WHAT IS BEING ASKED – Examine the records and identify each line that includes the string "assurance". Copy those lines.

PROVIDED MATERIAL –
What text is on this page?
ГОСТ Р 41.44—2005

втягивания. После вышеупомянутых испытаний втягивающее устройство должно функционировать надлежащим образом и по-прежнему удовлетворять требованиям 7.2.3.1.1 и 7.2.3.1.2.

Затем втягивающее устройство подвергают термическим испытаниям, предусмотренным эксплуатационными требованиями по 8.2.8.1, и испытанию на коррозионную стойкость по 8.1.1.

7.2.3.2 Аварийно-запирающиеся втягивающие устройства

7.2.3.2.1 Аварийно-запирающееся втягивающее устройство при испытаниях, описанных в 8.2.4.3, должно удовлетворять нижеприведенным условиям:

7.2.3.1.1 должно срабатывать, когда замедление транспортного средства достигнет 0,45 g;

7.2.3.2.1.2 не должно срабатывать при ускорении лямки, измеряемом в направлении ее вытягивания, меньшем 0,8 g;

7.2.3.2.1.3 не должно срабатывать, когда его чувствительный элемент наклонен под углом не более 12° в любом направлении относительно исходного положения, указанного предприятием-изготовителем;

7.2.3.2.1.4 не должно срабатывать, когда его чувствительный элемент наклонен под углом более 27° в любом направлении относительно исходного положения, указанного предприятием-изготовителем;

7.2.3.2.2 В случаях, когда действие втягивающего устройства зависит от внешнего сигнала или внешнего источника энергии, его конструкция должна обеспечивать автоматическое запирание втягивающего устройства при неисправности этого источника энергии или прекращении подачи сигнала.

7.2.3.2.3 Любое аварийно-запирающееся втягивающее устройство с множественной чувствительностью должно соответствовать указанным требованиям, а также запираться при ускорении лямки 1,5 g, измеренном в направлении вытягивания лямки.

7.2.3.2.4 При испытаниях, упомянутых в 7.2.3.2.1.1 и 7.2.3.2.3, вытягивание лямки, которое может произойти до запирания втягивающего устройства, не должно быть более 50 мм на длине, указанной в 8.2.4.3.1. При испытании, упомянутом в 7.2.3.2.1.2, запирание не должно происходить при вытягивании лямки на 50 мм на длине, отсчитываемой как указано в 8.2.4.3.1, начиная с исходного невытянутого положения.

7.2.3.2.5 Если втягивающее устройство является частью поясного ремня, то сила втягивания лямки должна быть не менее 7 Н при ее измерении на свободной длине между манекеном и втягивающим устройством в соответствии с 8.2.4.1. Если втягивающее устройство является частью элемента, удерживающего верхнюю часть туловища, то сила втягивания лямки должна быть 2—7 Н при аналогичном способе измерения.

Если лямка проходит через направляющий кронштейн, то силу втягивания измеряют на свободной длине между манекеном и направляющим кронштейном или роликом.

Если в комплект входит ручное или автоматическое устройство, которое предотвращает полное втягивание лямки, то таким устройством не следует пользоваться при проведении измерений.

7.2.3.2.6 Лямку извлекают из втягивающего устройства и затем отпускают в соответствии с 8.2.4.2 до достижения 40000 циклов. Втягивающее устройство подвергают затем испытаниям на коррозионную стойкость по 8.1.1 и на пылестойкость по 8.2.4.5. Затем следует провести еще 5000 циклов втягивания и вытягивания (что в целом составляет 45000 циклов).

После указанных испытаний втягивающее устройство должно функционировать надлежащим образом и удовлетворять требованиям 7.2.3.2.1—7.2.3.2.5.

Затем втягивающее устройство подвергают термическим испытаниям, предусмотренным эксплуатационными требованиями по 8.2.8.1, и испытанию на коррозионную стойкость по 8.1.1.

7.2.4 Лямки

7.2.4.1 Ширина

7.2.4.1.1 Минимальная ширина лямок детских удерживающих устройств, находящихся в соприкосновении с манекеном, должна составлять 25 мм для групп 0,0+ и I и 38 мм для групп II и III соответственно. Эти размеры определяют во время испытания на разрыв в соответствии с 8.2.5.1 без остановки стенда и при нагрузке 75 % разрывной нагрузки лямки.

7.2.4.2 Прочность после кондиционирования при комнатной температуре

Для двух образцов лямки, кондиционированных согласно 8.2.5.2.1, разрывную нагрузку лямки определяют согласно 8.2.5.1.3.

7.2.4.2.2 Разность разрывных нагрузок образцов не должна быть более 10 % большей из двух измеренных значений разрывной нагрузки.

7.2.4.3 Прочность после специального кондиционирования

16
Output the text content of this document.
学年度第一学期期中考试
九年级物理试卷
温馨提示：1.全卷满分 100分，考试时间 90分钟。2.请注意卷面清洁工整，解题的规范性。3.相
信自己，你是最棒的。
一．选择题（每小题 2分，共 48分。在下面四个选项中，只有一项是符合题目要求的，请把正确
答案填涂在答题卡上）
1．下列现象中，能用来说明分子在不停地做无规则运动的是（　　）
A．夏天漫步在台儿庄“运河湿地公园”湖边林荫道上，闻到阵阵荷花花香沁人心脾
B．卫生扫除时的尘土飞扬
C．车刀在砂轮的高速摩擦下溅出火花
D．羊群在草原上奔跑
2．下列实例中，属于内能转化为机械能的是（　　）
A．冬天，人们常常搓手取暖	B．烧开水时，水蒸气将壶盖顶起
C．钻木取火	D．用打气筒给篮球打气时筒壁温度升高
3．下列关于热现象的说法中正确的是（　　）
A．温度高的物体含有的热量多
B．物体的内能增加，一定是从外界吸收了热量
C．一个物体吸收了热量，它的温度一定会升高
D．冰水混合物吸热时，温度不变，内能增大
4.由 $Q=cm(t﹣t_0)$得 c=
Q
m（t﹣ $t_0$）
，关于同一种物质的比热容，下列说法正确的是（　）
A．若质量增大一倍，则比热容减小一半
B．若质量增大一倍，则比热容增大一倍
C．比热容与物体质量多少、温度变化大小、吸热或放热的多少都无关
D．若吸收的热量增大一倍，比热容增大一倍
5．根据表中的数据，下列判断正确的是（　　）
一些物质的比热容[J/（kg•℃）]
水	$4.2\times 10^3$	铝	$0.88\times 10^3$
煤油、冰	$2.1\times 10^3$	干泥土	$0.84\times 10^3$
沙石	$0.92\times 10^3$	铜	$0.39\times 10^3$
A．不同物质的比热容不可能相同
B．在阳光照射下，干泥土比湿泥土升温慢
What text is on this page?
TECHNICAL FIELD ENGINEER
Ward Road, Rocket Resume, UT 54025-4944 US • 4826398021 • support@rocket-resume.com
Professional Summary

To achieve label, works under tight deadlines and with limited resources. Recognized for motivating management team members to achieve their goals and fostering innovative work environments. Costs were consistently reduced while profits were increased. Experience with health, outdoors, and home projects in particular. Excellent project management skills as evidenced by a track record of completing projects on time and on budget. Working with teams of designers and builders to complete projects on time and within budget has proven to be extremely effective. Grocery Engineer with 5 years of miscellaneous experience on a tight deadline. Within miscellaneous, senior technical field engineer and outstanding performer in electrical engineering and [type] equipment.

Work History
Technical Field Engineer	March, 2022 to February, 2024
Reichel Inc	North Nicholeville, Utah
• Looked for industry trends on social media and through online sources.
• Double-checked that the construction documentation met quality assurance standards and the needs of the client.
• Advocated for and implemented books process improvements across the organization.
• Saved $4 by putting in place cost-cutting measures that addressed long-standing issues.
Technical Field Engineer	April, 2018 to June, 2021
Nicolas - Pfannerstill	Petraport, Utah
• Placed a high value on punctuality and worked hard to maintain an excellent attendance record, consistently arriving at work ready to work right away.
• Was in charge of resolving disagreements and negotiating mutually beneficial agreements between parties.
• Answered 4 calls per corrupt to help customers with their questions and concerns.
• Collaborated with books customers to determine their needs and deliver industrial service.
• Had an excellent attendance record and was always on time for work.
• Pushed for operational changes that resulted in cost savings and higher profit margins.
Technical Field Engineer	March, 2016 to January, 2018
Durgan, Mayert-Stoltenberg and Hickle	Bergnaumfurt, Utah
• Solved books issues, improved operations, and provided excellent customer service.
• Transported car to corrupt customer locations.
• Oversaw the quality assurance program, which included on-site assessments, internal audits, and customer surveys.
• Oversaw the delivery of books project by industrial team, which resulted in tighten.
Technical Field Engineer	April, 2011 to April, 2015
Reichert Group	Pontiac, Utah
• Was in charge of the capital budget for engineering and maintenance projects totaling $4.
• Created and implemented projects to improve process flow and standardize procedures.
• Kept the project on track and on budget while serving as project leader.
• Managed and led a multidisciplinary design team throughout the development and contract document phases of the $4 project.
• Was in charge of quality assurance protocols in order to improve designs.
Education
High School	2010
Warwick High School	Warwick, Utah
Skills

SOLUTION FOR THIS EXERCISE –
• Double-checked that the construction documentation met quality assurance standards and the needs of the client.
• Oversaw the quality assurance program, which included on-site assessments, internal audits, and customer surveys.
• Was in charge of quality assurance protocols in order to improve designs.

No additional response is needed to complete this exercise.